### Written task
Answer these questions from the SQLite thread:
1. Which web page does charleslmunger link as documentation of SQLite's own fuzzers?
2. What does munch117 call a more likely source of vulnerabilities than sqlite itself?
3. Which setting does ncruces give as an example of a global setting?

### Document text
2. Enable the options described at <https://www.sqlite.org/security.html#untrusted_sqlite_databa...> under "Untrusted SQLite Database Files" to make it safer to open files from untrusted sources. No one wants to get pwned when they open an email attachment.

3. Be aware that when it comes to handling security vulnerabilities, the SQLite developers consider this use case to be niche ("few real-world applications" open SQLite database files from untrusted sources, they say) and they seem to get annoyed that people run fuzzers against SQLite, even though application file formats should definitely be fuzzed. https://www.sqlite.org/cves.html

They fail to mention any of this on their marketing pages about how you should use SQLite as an application file format.

charleslmunger · 5h ago
>and they seem to get annoyed that people run fuzzers against SQLite, even though application file formats should definitely be fuzzed.

I think that's an unfair reading. Sqlite runs fuzzers itself and quickly addresses bugs found by fuzzers externally. There's an entire section in their documentation about their own fuzzers and thanking third party fuzzers, including credit to individual engineers.

https://www.sqlite.org/testing.html

The tone of the CVE docs are because people freak out about CVEs flagged by automated tools when the CVEs are for issues that have no security impact for typical usage of SQLite, or have prerequisites that would already have resulted in some form of compromise.

Seattle3503 · 7h ago
Hrm, using sqlite as an application format would be a good use case for Limbo.
chris_wot · 7h ago
"Most applications can use SQLite without having to worry about bugs in obscure SQL inputs." And then they recommend SQLite as a document interchange format.
wzdd · 4h ago
Although this is indeed a worrying statement, it seems true to me. Most users of sqlite control the SQL they use. The problem I would expect from using a database document interchange format is that a maliciously crafted database could result in a CVE. The page acknowledges this possibility, even while pointing out (in their CVE list) that it hasn't happened so far, or is rare (it's hard to parse some of their descriptions).
munch117 · 2h ago
I'm not that concerned with bugs in sqlite. sqlite is high quality software, and the application that uses it is a more likely source of vulnerabilities.

But I do see a problem if you really need to use a sqlite that's compiled with particular non-default options.

Say I design a file format and implement it, and my implementation uses an sqlite library that's compiled with all the right options. Then I evangelize my file format, telling everyone that it's really just an sqlite database and sooo easy to work with.

First thing that happens is that someone writes a neat little utility for working with the files, written in language X, which comes with a handy sqlite3 library. But that library is not compiled with the right options, and boom, you have a vulnerable utility.

ncruces · 1h ago
Most of the recommended [1] setting are available on a per connection basis, through PRAGMAs, sqlite3_db_config, sqlite3_limit, etc; some are global settings, like sqlite3_hard_heap_limit64.

A binding can expose those settings. It's not a given a third party utility will use them, but they can.

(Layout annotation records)
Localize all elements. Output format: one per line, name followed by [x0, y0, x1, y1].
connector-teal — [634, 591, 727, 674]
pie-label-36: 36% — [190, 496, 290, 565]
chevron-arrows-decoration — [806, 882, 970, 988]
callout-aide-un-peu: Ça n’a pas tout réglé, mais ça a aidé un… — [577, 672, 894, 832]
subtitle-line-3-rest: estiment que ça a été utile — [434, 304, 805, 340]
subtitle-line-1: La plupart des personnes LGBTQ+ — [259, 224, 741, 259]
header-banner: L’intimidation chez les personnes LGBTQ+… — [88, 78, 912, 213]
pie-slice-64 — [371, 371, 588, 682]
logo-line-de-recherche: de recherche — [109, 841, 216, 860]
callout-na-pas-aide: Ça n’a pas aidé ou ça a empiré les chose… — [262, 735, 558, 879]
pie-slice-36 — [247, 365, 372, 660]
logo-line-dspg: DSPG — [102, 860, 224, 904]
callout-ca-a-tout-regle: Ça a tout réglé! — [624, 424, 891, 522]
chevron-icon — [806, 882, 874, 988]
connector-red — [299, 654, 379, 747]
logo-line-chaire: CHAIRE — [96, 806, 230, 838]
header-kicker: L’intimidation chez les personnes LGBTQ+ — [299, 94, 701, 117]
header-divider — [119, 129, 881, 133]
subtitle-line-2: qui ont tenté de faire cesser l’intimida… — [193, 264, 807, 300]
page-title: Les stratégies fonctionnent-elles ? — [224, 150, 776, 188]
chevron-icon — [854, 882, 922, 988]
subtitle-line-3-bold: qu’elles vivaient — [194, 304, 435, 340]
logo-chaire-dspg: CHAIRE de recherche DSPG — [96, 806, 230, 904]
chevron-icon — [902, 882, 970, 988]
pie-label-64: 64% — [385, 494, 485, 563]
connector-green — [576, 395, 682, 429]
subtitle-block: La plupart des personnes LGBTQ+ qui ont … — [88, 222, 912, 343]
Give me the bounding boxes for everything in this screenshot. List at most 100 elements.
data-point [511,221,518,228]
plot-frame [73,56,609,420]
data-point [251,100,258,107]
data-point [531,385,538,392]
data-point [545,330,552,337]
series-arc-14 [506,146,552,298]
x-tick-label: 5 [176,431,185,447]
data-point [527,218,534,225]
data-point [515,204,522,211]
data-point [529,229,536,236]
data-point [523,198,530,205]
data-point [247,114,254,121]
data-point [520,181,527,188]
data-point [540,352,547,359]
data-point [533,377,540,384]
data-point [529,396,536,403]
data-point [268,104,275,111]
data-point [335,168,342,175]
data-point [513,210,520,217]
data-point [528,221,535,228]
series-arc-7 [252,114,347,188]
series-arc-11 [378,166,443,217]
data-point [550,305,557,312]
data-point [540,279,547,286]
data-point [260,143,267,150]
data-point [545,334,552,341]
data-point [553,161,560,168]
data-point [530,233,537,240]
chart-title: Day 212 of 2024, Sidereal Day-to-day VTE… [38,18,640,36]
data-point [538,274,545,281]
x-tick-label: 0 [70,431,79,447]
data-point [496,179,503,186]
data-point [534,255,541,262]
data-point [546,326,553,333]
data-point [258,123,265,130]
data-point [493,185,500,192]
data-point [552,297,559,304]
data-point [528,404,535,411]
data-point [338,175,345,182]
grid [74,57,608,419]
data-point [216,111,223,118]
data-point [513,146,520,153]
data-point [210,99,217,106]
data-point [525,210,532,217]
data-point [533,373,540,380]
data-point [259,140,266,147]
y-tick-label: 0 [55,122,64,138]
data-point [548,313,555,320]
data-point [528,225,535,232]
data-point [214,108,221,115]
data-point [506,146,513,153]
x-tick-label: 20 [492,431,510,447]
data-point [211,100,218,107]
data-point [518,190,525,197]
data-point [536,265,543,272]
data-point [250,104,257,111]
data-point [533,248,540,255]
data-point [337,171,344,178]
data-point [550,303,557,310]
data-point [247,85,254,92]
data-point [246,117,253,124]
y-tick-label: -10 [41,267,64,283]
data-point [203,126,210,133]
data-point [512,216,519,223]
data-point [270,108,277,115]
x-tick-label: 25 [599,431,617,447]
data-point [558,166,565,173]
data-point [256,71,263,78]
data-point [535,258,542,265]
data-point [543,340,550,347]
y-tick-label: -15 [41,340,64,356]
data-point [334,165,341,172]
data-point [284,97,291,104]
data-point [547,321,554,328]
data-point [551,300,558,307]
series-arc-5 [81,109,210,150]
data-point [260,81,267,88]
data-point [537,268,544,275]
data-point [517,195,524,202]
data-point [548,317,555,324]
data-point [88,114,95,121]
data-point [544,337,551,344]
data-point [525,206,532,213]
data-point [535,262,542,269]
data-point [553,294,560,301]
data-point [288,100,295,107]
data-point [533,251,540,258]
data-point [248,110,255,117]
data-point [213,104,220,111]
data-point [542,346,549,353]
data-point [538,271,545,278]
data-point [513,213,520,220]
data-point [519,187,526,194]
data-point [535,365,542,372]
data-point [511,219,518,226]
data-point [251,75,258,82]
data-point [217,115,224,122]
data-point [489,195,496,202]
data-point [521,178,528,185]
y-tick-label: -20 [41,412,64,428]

### Output below
1. https://www.sqlite.org/testing.html
2. The application that uses it.
3. sqlite3_hard_heap_limit64